>> BEGIN Dataset extract

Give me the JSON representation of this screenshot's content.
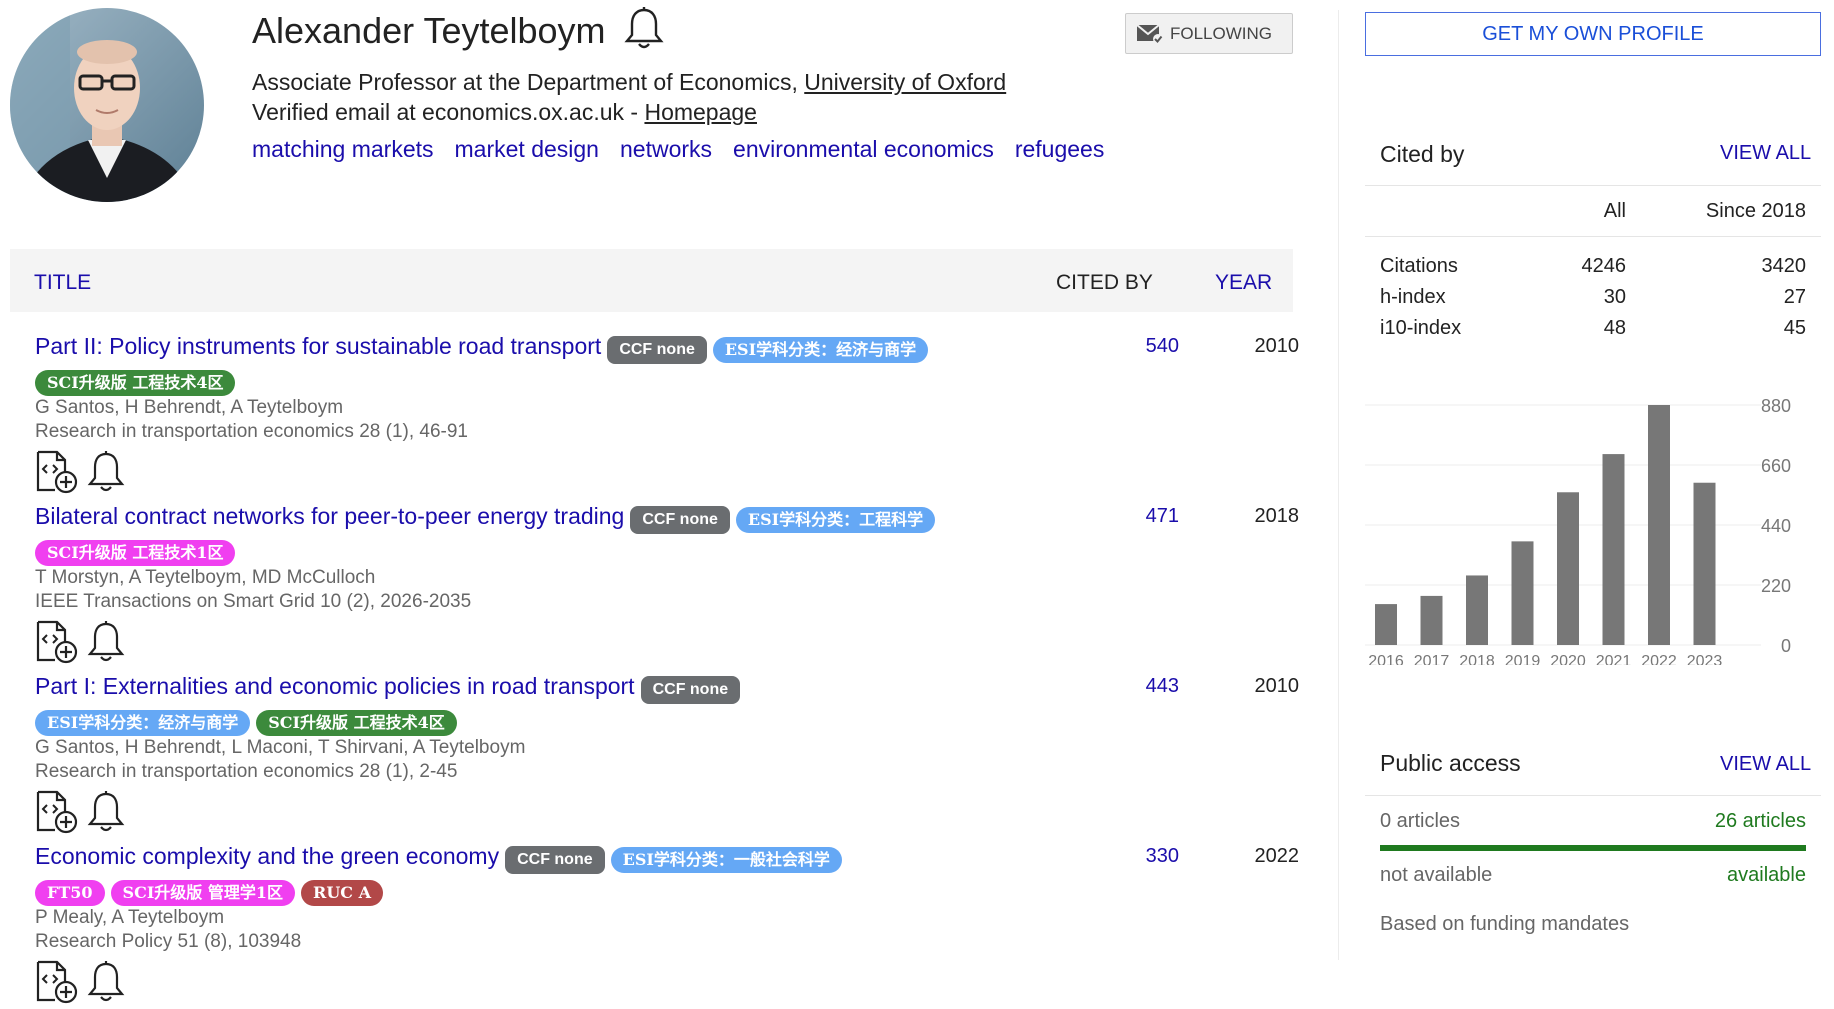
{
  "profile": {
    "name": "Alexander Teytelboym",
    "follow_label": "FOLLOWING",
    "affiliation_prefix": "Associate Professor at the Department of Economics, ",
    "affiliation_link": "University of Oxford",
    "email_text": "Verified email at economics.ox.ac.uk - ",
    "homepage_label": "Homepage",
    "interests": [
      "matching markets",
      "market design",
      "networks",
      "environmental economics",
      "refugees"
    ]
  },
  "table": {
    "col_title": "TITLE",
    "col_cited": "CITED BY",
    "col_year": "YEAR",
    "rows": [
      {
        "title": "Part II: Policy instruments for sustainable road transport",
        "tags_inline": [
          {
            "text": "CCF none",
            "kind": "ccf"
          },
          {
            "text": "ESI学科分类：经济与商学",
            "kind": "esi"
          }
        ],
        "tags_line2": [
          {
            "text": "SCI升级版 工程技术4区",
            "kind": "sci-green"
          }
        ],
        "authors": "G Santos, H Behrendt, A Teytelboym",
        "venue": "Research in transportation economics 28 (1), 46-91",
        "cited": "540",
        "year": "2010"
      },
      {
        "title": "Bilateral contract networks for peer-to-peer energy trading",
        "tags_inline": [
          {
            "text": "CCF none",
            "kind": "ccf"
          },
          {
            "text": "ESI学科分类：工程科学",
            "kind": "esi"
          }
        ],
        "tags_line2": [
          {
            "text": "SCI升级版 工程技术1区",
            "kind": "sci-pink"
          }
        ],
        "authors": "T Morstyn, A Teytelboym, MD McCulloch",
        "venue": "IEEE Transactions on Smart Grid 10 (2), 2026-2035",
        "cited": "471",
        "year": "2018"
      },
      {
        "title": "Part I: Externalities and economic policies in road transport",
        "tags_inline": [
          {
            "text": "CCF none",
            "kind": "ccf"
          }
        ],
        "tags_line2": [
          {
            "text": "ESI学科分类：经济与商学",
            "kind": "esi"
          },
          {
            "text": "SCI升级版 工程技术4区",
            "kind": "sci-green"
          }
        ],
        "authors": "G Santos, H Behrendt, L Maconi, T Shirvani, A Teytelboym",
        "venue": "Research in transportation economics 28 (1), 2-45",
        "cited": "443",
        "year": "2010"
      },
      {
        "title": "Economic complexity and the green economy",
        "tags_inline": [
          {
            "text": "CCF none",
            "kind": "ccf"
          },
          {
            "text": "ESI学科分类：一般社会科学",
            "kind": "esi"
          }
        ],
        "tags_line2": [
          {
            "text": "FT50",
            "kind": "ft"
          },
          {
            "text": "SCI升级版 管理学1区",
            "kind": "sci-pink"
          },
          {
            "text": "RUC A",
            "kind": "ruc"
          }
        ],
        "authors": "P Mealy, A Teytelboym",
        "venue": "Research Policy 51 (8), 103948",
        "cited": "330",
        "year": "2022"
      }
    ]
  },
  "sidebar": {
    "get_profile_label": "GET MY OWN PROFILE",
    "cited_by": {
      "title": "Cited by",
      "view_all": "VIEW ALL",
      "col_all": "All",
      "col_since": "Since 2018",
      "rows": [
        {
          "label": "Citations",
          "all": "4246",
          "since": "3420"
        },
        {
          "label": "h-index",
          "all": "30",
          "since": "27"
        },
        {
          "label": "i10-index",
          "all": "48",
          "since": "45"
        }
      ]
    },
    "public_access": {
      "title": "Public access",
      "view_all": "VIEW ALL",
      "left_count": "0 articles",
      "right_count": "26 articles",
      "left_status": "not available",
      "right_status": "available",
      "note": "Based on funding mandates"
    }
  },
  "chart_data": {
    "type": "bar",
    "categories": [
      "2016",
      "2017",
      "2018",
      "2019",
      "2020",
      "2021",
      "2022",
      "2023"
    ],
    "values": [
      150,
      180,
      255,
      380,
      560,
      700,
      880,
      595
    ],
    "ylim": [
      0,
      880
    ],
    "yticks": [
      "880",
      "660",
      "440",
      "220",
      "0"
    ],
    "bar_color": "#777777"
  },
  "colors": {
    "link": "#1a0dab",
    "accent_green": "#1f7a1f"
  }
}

>> END Dataset extract

The exercise:
Print out every entry above without changing a word, and leave out the pictures.

Full response:
Give me the JSON representation of this screenshot's content.
{
  "profile": {
    "name": "Alexander Teytelboym",
    "follow_label": "FOLLOWING",
    "affiliation_prefix": "Associate Professor at the Department of Economics, ",
    "affiliation_link": "University of Oxford",
    "email_text": "Verified email at economics.ox.ac.uk - ",
    "homepage_label": "Homepage",
    "interests": [
      "matching markets",
      "market design",
      "networks",
      "environmental economics",
      "refugees"
    ]
  },
  "table": {
    "col_title": "TITLE",
    "col_cited": "CITED BY",
    "col_year": "YEAR",
    "rows": [
      {
        "title": "Part II: Policy instruments for sustainable road transport",
        "tags_inline": [
          {
            "text": "CCF none",
            "kind": "ccf"
          },
          {
            "text": "ESI学科分类：经济与商学",
            "kind": "esi"
          }
        ],
        "tags_line2": [
          {
            "text": "SCI升级版 工程技术4区",
            "kind": "sci-green"
          }
        ],
        "authors": "G Santos, H Behrendt, A Teytelboym",
        "venue": "Research in transportation economics 28 (1), 46-91",
        "cited": "540",
        "year": "2010"
      },
      {
        "title": "Bilateral contract networks for peer-to-peer energy trading",
        "tags_inline": [
          {
            "text": "CCF none",
            "kind": "ccf"
          },
          {
            "text": "ESI学科分类：工程科学",
            "kind": "esi"
          }
        ],
        "tags_line2": [
          {
            "text": "SCI升级版 工程技术1区",
            "kind": "sci-pink"
          }
        ],
        "authors": "T Morstyn, A Teytelboym, MD McCulloch",
        "venue": "IEEE Transactions on Smart Grid 10 (2), 2026-2035",
        "cited": "471",
        "year": "2018"
      },
      {
        "title": "Part I: Externalities and economic policies in road transport",
        "tags_inline": [
          {
            "text": "CCF none",
            "kind": "ccf"
          }
        ],
        "tags_line2": [
          {
            "text": "ESI学科分类：经济与商学",
            "kind": "esi"
          },
          {
            "text": "SCI升级版 工程技术4区",
            "kind": "sci-green"
          }
        ],
        "authors": "G Santos, H Behrendt, L Maconi, T Shirvani, A Teytelboym",
        "venue": "Research in transportation economics 28 (1), 2-45",
        "cited": "443",
        "year": "2010"
      },
      {
        "title": "Economic complexity and the green economy",
        "tags_inline": [
          {
            "text": "CCF none",
            "kind": "ccf"
          },
          {
            "text": "ESI学科分类：一般社会科学",
            "kind": "esi"
          }
        ],
        "tags_line2": [
          {
            "text": "FT50",
            "kind": "ft"
          },
          {
            "text": "SCI升级版 管理学1区",
            "kind": "sci-pink"
          },
          {
            "text": "RUC A",
            "kind": "ruc"
          }
        ],
        "authors": "P Mealy, A Teytelboym",
        "venue": "Research Policy 51 (8), 103948",
        "cited": "330",
        "year": "2022"
      }
    ]
  },
  "sidebar": {
    "get_profile_label": "GET MY OWN PROFILE",
    "cited_by": {
      "title": "Cited by",
      "view_all": "VIEW ALL",
      "col_all": "All",
      "col_since": "Since 2018",
      "rows": [
        {
          "label": "Citations",
          "all": "4246",
          "since": "3420"
        },
        {
          "label": "h-index",
          "all": "30",
          "since": "27"
        },
        {
          "label": "i10-index",
          "all": "48",
          "since": "45"
        }
      ]
    },
    "public_access": {
      "title": "Public access",
      "view_all": "VIEW ALL",
      "left_count": "0 articles",
      "right_count": "26 articles",
      "left_status": "not available",
      "right_status": "available",
      "note": "Based on funding mandates"
    }
  },
  "chart_data": {
    "type": "bar",
    "categories": [
      "2016",
      "2017",
      "2018",
      "2019",
      "2020",
      "2021",
      "2022",
      "2023"
    ],
    "values": [
      150,
      180,
      255,
      380,
      560,
      700,
      880,
      595
    ],
    "ylim": [
      0,
      880
    ],
    "yticks": [
      "880",
      "660",
      "440",
      "220",
      "0"
    ],
    "bar_color": "#777777"
  },
  "colors": {
    "link": "#1a0dab",
    "accent_green": "#1f7a1f"
  }
}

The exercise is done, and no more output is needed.